Select and copy out every line in the records containing "wikipedia".

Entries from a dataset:
• • • • • • •

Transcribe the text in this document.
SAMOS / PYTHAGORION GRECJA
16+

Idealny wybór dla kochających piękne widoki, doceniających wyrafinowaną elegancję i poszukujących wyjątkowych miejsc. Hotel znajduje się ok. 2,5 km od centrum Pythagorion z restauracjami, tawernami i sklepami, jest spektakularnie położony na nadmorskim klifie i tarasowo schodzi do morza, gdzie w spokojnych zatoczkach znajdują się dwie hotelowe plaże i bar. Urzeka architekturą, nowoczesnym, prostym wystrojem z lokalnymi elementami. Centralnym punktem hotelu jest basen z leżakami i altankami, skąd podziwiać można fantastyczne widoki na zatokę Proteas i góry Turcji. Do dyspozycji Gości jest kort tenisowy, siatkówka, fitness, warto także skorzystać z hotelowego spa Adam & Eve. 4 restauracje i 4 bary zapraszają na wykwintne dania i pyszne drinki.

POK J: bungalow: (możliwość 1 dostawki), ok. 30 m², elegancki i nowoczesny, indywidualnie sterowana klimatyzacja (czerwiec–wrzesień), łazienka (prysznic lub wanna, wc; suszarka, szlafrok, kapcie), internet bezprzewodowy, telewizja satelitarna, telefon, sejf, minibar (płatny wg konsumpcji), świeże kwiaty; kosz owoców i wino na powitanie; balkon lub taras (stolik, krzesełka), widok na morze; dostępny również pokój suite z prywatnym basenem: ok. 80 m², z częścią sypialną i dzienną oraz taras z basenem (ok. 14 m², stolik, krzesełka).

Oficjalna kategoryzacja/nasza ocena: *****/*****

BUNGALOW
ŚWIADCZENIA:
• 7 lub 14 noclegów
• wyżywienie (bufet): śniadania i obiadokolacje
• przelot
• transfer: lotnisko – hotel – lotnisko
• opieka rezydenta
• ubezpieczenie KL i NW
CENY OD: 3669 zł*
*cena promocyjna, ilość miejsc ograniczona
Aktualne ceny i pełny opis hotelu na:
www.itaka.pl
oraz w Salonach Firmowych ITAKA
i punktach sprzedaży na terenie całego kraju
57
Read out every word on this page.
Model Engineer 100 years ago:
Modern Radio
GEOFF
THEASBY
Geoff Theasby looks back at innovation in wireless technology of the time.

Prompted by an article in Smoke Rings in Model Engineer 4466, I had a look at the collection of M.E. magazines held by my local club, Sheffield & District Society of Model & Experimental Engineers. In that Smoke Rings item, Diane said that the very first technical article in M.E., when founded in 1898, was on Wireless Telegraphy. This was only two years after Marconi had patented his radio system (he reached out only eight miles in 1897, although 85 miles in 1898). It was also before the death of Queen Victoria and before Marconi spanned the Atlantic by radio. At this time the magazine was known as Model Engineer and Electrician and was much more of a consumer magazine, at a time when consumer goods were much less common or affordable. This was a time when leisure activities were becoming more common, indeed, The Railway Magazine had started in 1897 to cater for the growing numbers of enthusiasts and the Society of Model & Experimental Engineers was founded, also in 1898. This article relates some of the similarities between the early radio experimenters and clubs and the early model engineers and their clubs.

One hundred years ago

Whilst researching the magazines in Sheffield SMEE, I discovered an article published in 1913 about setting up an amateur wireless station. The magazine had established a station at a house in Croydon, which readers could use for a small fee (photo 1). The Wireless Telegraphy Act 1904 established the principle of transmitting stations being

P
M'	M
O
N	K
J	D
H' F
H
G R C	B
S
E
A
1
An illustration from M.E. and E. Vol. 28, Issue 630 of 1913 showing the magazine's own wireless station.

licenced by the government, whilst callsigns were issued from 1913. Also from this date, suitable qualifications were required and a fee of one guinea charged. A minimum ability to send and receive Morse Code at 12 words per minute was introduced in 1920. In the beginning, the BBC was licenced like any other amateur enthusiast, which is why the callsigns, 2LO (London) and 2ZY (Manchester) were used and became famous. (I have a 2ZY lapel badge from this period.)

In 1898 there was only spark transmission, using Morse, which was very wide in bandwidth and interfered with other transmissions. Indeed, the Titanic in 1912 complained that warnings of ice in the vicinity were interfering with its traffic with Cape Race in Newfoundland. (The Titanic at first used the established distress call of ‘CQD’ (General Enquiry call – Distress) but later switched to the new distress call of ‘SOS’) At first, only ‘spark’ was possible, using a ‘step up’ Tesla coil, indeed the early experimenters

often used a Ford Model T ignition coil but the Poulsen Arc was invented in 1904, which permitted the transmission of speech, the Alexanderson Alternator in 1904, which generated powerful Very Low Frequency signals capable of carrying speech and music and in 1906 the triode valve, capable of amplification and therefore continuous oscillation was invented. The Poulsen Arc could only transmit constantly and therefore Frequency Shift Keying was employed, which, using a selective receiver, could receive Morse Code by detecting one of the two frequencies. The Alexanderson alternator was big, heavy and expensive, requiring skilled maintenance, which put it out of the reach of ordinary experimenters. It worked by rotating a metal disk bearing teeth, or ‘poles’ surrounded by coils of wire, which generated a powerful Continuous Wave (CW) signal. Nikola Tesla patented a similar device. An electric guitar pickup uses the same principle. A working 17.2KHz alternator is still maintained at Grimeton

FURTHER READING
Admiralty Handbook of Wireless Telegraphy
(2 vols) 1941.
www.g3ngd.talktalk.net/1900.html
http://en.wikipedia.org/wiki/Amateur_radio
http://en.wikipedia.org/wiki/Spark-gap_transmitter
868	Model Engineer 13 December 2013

• • • • • • •

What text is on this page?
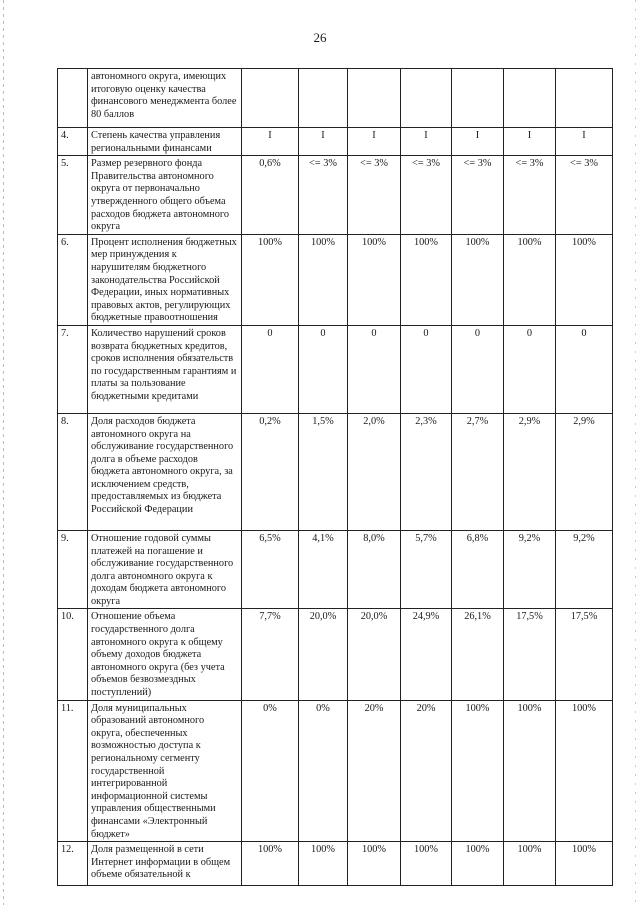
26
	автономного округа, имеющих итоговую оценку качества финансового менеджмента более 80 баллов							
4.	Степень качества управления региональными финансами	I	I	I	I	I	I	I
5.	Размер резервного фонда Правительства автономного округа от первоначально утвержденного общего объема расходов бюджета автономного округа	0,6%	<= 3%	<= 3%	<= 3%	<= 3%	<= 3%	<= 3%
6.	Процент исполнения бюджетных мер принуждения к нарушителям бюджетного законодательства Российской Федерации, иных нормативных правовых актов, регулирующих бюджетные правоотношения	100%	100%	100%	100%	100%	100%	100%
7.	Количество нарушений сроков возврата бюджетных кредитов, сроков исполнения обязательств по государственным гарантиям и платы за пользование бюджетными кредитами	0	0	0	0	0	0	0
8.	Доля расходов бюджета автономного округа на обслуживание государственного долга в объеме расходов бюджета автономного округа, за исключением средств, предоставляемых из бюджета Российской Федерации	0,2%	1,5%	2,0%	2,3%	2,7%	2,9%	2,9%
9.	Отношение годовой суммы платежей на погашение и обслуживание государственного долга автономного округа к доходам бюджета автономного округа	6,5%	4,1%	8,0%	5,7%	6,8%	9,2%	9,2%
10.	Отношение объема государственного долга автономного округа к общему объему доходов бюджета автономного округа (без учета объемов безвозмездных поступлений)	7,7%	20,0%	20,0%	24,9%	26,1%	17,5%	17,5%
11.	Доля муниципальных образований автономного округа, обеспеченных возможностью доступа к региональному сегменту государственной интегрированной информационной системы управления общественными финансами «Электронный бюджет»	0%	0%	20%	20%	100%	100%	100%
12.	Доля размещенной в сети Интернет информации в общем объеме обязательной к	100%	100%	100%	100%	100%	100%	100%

• • • • • • •

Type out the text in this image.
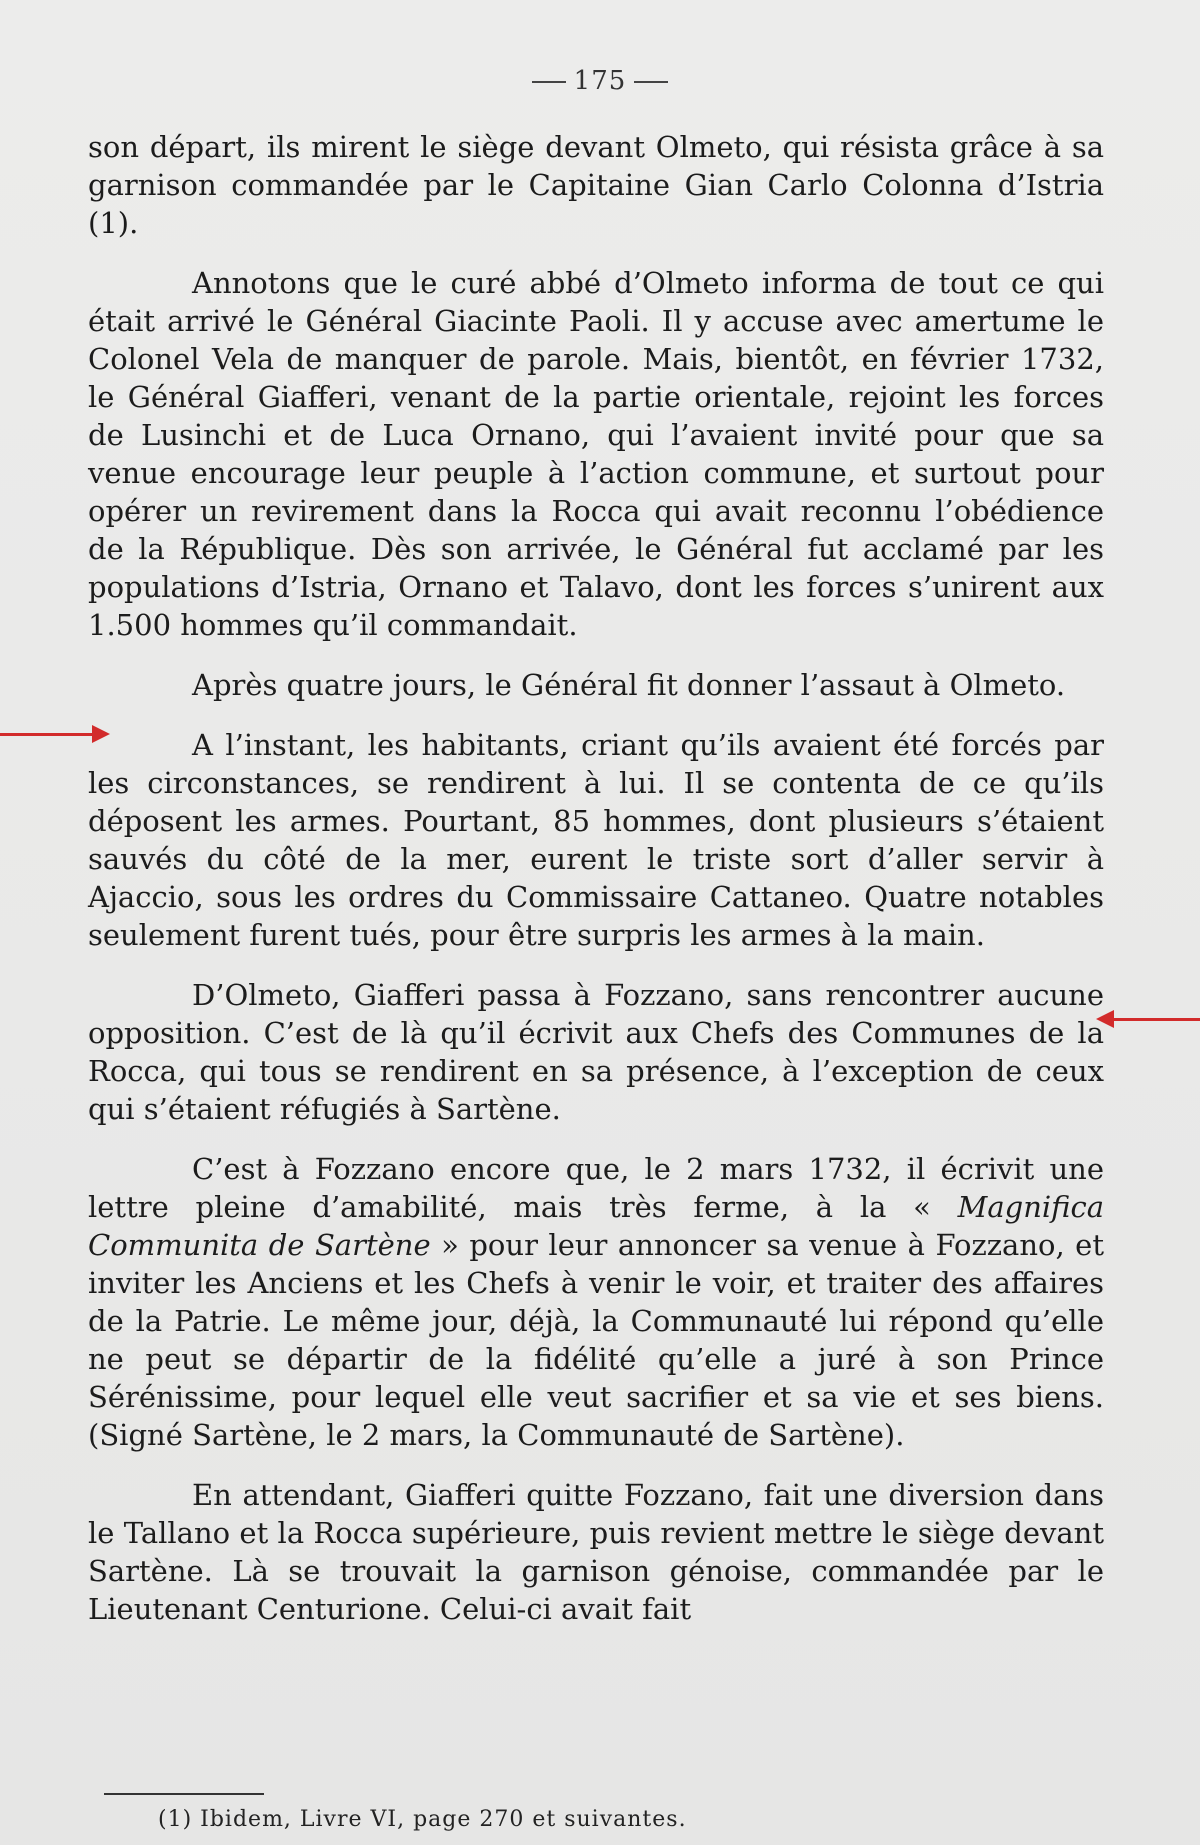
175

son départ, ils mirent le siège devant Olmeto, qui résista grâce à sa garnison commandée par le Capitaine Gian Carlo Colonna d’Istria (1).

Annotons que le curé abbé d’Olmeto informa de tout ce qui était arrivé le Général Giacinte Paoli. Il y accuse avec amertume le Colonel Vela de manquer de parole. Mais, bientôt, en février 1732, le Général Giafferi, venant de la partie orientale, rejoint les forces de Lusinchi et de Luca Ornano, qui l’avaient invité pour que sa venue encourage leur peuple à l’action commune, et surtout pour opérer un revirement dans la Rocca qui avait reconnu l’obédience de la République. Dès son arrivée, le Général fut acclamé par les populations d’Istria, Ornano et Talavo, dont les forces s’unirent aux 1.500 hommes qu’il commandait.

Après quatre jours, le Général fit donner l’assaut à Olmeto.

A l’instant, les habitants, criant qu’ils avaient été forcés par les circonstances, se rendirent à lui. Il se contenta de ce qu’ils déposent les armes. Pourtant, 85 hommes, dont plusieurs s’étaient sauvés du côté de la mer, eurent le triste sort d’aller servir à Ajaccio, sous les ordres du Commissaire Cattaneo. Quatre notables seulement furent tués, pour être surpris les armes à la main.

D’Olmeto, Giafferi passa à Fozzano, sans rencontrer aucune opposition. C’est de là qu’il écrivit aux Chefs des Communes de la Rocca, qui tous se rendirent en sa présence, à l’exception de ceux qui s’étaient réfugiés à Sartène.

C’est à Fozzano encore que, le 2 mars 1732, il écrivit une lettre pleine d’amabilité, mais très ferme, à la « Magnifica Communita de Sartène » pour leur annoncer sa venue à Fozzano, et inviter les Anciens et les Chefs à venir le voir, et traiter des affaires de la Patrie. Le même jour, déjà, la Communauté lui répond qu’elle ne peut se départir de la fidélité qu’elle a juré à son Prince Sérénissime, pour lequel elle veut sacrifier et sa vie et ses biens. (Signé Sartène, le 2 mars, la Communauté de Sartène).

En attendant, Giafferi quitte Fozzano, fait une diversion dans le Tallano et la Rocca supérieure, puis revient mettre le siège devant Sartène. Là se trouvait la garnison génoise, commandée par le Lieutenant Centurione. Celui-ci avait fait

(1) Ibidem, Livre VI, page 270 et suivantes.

• • • • • • •

▸ THE COMPLETED TASK:
http://en.wikipedia.org/wiki/Amateur_radio
http://en.wikipedia.org/wiki/Spark-gap_transmitter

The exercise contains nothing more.